▶ What to do: Report every line below that holds the word "Action".

▶ Records for processing:

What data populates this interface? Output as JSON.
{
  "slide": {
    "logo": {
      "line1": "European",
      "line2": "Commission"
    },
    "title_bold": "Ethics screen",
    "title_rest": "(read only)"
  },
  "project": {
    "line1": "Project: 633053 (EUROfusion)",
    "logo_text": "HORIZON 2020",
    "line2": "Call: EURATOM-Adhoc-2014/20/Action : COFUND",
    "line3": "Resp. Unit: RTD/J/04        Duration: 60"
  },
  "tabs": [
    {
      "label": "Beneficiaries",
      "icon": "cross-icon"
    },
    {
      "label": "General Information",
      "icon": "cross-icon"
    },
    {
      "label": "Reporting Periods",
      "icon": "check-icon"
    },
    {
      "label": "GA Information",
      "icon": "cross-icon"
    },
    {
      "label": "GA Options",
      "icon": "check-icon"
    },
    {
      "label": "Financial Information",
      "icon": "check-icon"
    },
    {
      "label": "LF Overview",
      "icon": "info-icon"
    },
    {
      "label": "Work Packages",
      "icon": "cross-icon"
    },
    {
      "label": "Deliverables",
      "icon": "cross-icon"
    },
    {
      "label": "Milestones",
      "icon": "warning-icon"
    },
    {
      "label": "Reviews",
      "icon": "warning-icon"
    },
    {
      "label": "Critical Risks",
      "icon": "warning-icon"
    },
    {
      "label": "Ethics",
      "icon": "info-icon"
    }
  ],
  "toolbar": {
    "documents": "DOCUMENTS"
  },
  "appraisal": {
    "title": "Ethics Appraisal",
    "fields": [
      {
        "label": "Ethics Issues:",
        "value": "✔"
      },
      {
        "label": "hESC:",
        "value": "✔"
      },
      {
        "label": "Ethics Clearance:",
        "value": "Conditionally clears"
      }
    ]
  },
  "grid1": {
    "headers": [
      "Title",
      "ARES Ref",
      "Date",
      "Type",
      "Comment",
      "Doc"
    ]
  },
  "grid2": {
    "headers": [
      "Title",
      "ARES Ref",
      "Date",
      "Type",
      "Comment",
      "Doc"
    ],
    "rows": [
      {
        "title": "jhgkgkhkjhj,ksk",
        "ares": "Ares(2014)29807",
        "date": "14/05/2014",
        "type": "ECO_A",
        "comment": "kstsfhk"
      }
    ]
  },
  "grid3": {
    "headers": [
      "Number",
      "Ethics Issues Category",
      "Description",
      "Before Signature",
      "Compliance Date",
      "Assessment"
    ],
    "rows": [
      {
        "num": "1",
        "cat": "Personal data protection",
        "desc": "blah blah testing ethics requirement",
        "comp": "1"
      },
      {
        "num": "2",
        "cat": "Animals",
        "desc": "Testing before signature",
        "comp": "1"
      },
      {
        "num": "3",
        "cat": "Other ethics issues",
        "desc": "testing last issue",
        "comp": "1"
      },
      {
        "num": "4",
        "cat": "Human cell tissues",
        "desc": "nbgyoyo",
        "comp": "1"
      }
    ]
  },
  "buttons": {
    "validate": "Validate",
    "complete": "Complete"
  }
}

---

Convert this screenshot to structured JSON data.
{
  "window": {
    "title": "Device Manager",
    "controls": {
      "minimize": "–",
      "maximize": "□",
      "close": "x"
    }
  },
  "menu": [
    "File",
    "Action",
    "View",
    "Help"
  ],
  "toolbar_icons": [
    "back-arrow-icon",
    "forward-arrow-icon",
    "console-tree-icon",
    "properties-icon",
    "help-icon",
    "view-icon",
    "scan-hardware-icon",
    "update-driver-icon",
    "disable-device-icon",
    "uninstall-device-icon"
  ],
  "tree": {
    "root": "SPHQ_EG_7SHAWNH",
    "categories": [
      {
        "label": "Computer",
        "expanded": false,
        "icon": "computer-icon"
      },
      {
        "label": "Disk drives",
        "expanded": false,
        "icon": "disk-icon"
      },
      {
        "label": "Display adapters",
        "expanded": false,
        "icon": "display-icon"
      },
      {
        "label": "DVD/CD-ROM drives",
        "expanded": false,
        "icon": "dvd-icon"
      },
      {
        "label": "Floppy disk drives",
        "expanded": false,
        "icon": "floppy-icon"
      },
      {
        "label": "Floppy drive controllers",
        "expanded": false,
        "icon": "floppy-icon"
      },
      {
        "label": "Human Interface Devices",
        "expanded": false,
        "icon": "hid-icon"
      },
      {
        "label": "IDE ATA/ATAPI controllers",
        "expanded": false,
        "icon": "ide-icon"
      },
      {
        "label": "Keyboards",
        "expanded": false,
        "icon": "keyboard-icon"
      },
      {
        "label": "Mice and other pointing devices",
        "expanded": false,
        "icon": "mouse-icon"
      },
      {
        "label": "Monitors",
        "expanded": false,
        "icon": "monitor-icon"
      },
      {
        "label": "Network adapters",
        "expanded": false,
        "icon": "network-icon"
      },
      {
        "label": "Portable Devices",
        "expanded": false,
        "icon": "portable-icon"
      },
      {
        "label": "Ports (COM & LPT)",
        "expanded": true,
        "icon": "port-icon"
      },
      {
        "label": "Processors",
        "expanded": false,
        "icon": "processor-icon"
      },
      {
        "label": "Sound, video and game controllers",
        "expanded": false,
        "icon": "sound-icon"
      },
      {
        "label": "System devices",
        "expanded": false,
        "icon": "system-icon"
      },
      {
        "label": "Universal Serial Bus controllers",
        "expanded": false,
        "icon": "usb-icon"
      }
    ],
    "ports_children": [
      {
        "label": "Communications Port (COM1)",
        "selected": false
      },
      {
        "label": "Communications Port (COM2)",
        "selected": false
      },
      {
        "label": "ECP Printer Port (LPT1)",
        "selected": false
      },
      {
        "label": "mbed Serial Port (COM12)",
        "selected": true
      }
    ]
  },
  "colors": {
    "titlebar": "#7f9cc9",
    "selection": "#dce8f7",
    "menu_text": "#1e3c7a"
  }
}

▶ Answer to the task:
    "line2": "Call: EURATOM-Adhoc-2014/20/Action : COFUND",
    "Action",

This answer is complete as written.